WRITTEN REQUEST: Output all entries verbatim. Skip pictures.

Figure record extracts
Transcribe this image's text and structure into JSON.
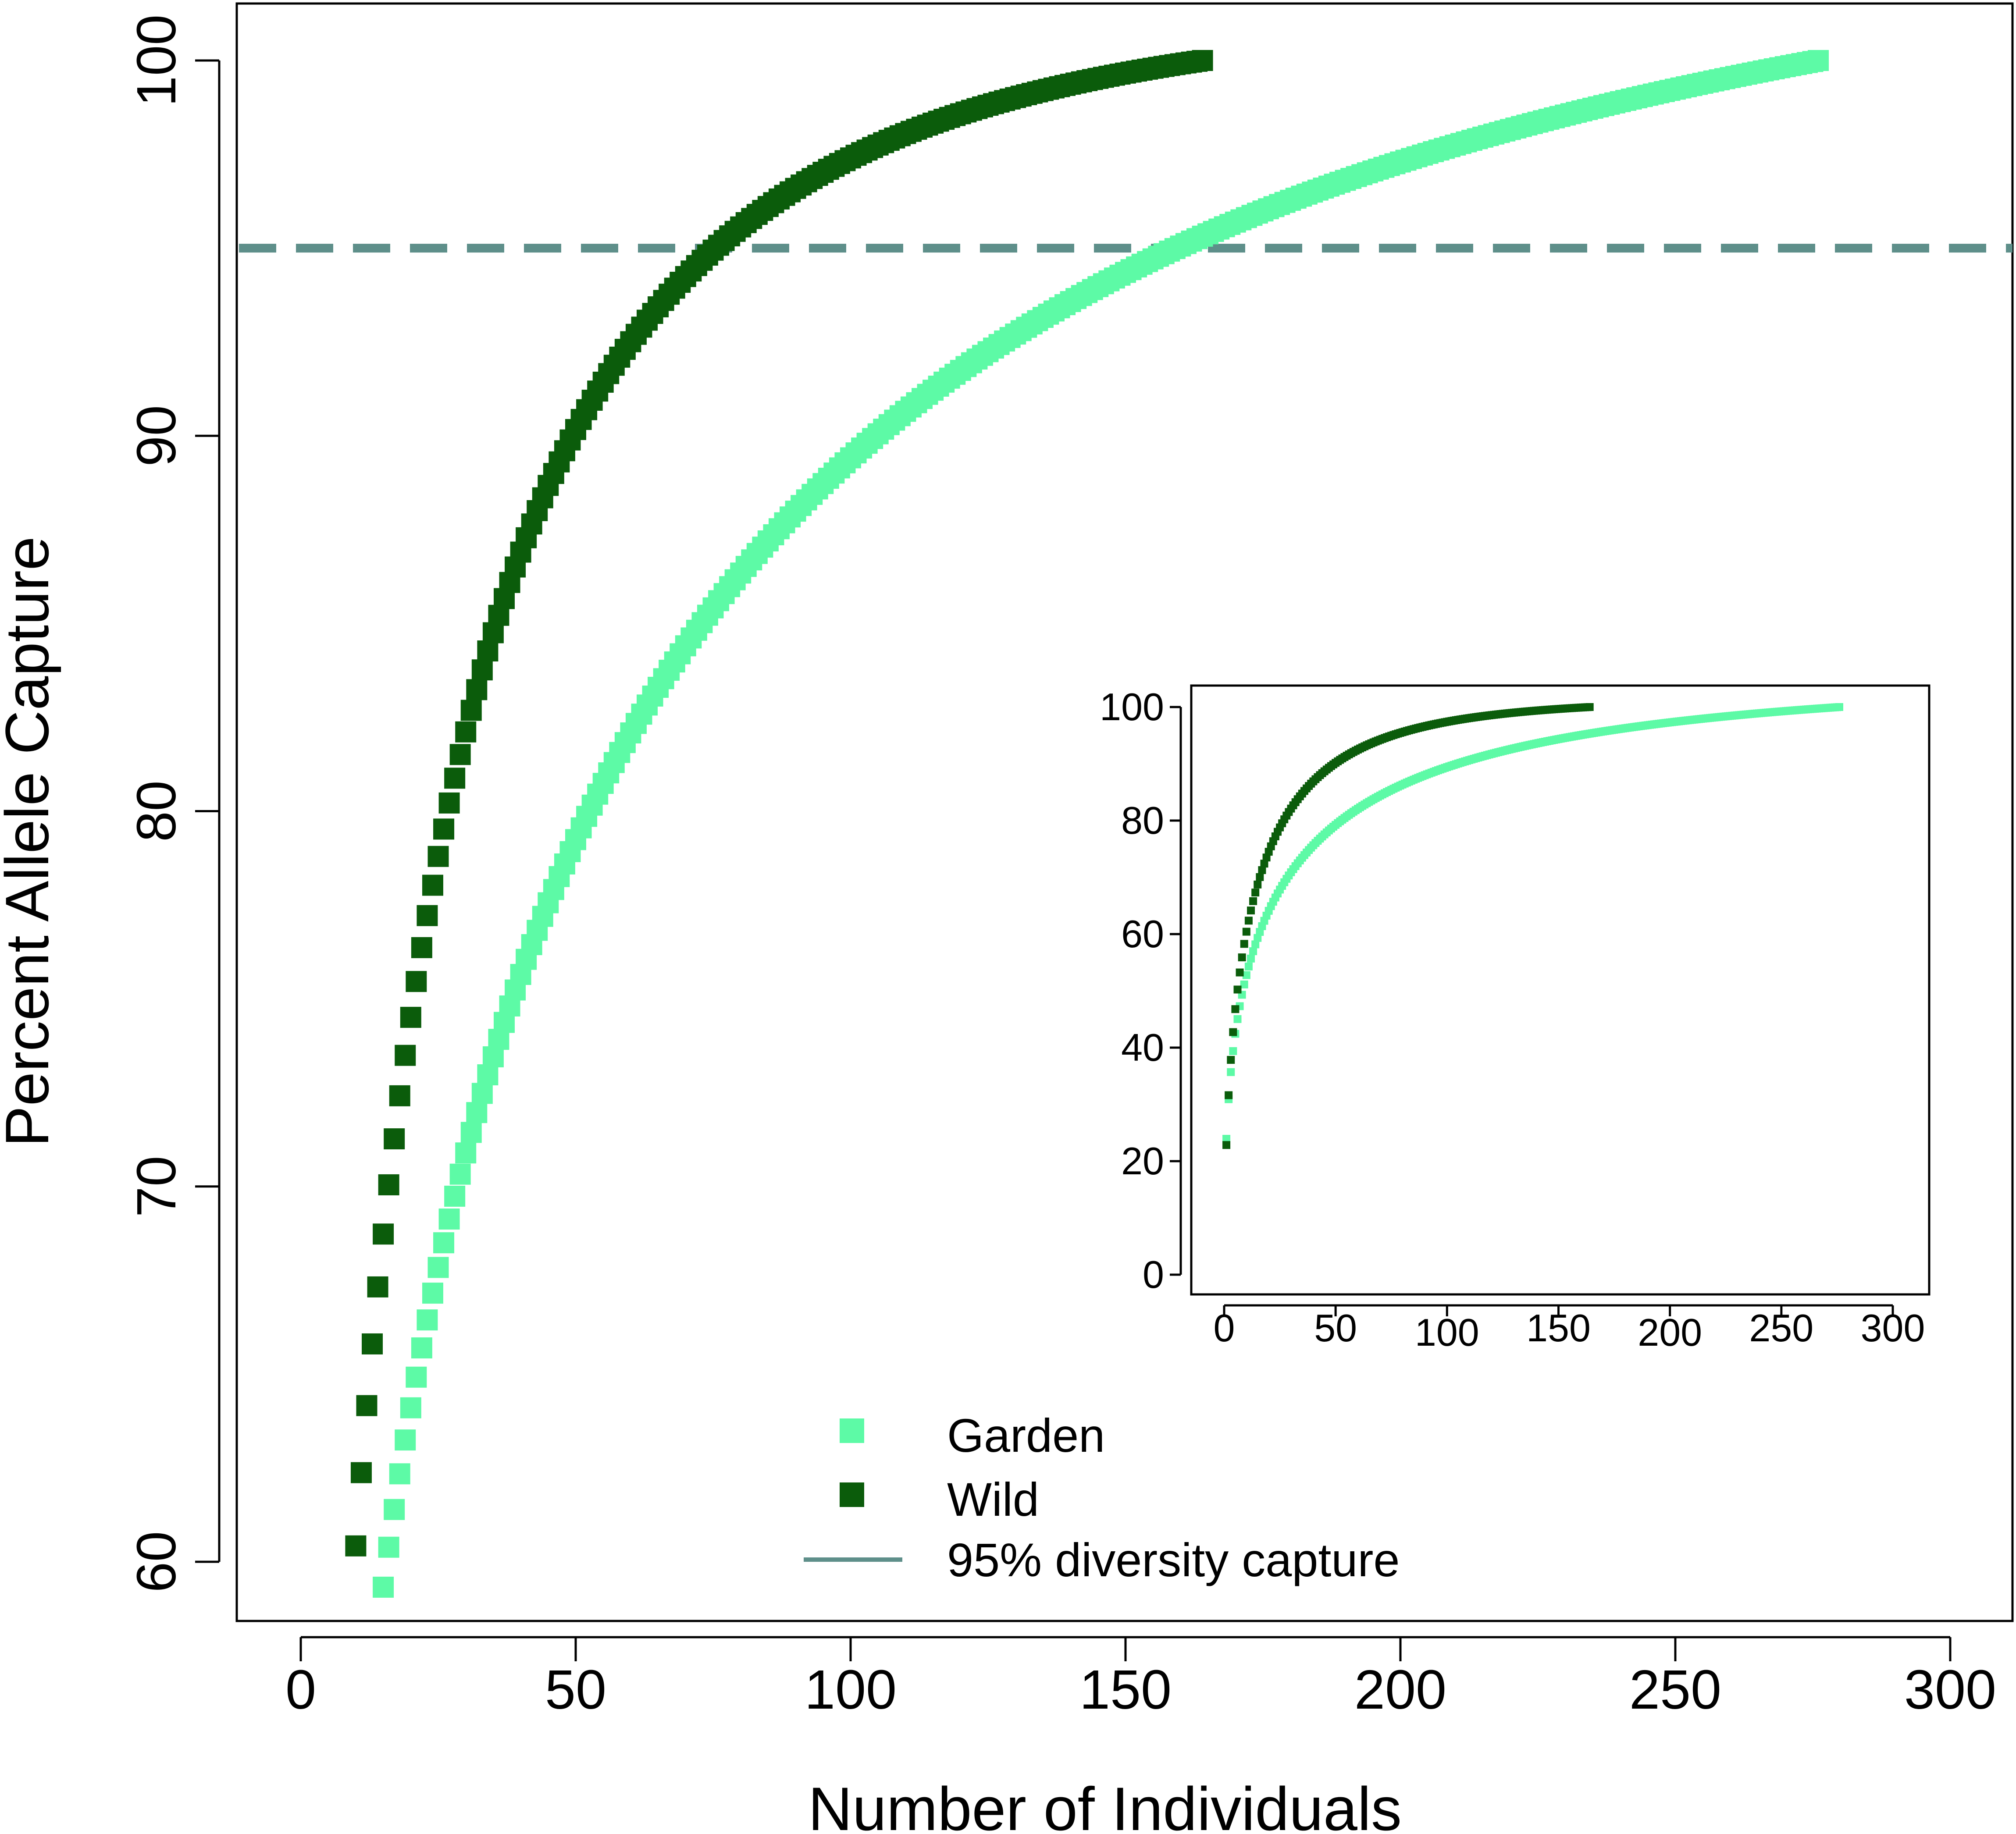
{
  "colors": {
    "garden": "#5dfaa6",
    "wild": "#0b5c0b",
    "threshold": "#5e8f8a",
    "axis": "#000000"
  },
  "chart_data": [
    {
      "type": "scatter",
      "title": "",
      "xlabel": "Number of Individuals",
      "ylabel": "Percent Allele Capture",
      "xlim": [
        -12,
        310
      ],
      "ylim": [
        58.5,
        101.5
      ],
      "x_ticks": [
        0,
        50,
        100,
        150,
        200,
        250,
        300
      ],
      "y_ticks": [
        60,
        70,
        80,
        90,
        100
      ],
      "legend_position": "bottom-center",
      "threshold": {
        "y": 95,
        "label": "95% diversity capture"
      },
      "series": [
        {
          "name": "Garden",
          "n_max": 276,
          "curve_k": 23.8,
          "curve_p": 0.43
        },
        {
          "name": "Wild",
          "n_max": 164,
          "curve_k": 12.0,
          "curve_p": 0.55
        }
      ]
    },
    {
      "type": "scatter",
      "title": "",
      "xlabel": "",
      "ylabel": "",
      "xlim": [
        -6,
        310
      ],
      "ylim": [
        -5,
        104
      ],
      "x_ticks": [
        0,
        50,
        100,
        150,
        200,
        250,
        300
      ],
      "y_ticks": [
        0,
        20,
        40,
        60,
        80,
        100
      ],
      "series": [
        {
          "name": "Garden",
          "n_max": 276,
          "curve_k": 23.8,
          "curve_p": 0.43
        },
        {
          "name": "Wild",
          "n_max": 164,
          "curve_k": 12.0,
          "curve_p": 0.55
        }
      ]
    }
  ]
}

TASK RESPONSE:
Transcribe this image's text and structure into JSON.
{
  "colors": {
    "garden": "#5dfaa6",
    "wild": "#0b5c0b",
    "threshold": "#5e8f8a",
    "axis": "#000000"
  },
  "chart_data": [
    {
      "type": "scatter",
      "title": "",
      "xlabel": "Number of Individuals",
      "ylabel": "Percent Allele Capture",
      "xlim": [
        -12,
        310
      ],
      "ylim": [
        58.5,
        101.5
      ],
      "x_ticks": [
        0,
        50,
        100,
        150,
        200,
        250,
        300
      ],
      "y_ticks": [
        60,
        70,
        80,
        90,
        100
      ],
      "legend_position": "bottom-center",
      "threshold": {
        "y": 95,
        "label": "95% diversity capture"
      },
      "series": [
        {
          "name": "Garden",
          "n_max": 276,
          "curve_k": 23.8,
          "curve_p": 0.43
        },
        {
          "name": "Wild",
          "n_max": 164,
          "curve_k": 12.0,
          "curve_p": 0.55
        }
      ]
    },
    {
      "type": "scatter",
      "title": "",
      "xlabel": "",
      "ylabel": "",
      "xlim": [
        -6,
        310
      ],
      "ylim": [
        -5,
        104
      ],
      "x_ticks": [
        0,
        50,
        100,
        150,
        200,
        250,
        300
      ],
      "y_ticks": [
        0,
        20,
        40,
        60,
        80,
        100
      ],
      "series": [
        {
          "name": "Garden",
          "n_max": 276,
          "curve_k": 23.8,
          "curve_p": 0.43
        },
        {
          "name": "Wild",
          "n_max": 164,
          "curve_k": 12.0,
          "curve_p": 0.55
        }
      ]
    }
  ]
}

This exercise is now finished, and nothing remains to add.